(Stored entries):
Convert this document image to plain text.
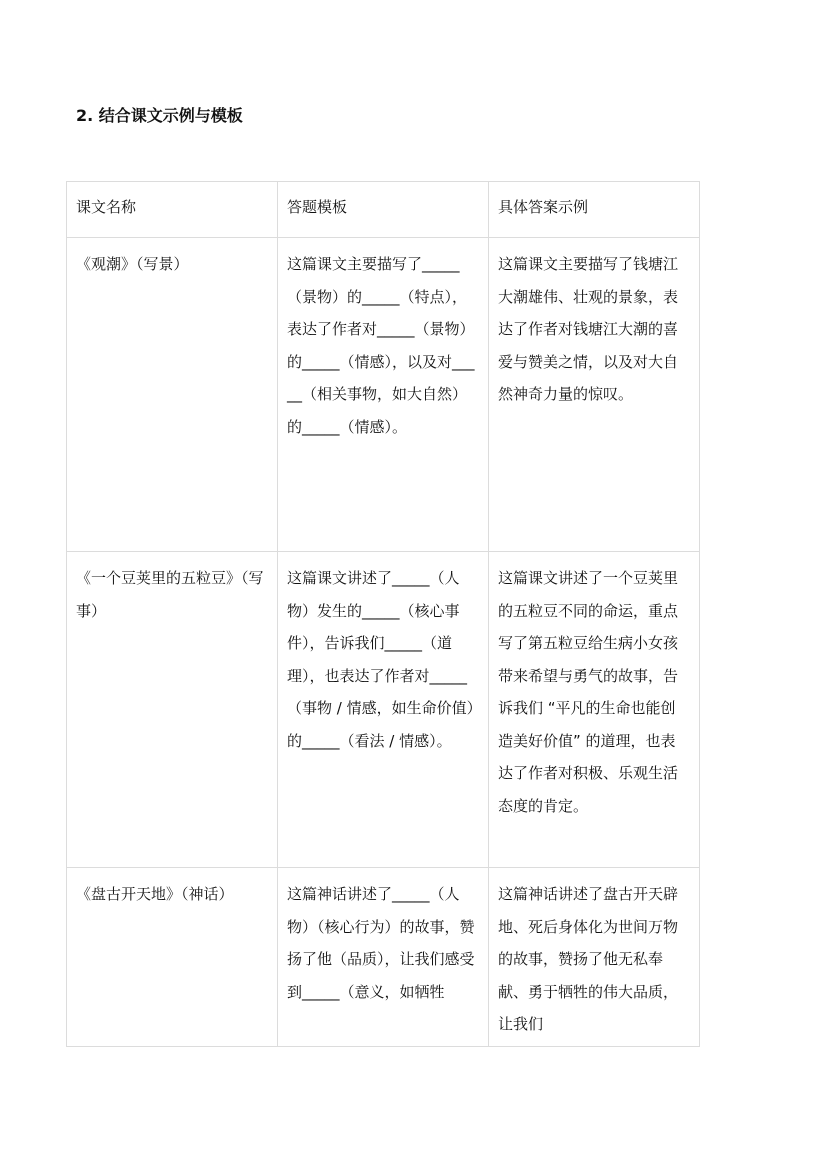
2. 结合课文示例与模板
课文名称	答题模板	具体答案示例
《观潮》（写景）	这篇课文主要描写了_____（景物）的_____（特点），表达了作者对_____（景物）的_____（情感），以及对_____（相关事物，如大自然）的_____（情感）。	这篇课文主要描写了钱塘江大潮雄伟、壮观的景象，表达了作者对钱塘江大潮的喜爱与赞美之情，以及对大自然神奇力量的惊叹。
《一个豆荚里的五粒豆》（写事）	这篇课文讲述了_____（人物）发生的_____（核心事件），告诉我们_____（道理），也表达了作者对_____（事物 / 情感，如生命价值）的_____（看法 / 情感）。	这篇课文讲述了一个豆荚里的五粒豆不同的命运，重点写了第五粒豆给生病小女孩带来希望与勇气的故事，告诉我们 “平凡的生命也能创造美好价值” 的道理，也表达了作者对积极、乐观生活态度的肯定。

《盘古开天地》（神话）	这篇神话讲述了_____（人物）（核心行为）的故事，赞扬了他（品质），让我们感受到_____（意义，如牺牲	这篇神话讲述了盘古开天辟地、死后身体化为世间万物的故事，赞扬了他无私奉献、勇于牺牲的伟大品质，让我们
---
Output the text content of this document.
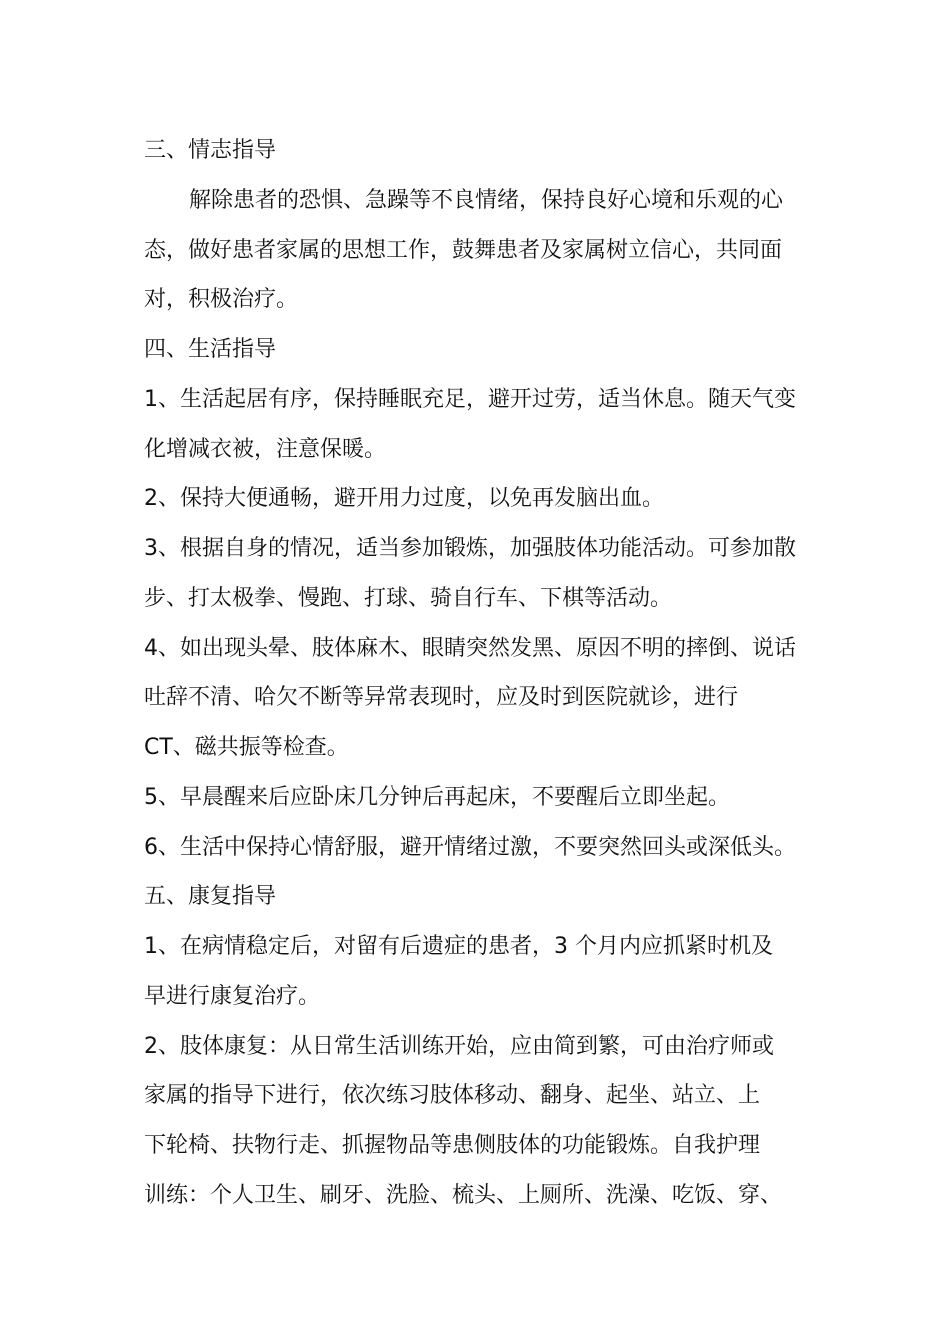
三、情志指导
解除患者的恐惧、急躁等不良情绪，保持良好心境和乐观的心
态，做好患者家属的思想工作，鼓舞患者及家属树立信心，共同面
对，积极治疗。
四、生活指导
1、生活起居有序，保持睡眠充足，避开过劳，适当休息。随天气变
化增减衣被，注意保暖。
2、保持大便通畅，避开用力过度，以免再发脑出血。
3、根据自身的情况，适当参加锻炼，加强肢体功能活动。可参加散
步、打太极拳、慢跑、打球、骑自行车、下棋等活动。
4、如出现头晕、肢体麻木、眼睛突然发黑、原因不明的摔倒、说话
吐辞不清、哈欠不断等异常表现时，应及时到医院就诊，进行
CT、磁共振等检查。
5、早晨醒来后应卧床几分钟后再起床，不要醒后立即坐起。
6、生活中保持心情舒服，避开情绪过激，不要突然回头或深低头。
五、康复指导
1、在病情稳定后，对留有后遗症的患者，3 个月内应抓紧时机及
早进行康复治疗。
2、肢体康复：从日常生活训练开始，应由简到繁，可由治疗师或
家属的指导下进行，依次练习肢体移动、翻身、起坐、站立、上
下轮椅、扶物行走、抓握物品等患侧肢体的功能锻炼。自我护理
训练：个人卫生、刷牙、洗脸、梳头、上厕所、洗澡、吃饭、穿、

(PROMPT): Identify the lines in the entries that hold "this" and return each one.

(FINISHED EXERCISE):
Convert this document image to plain text.
Output the text content of this document.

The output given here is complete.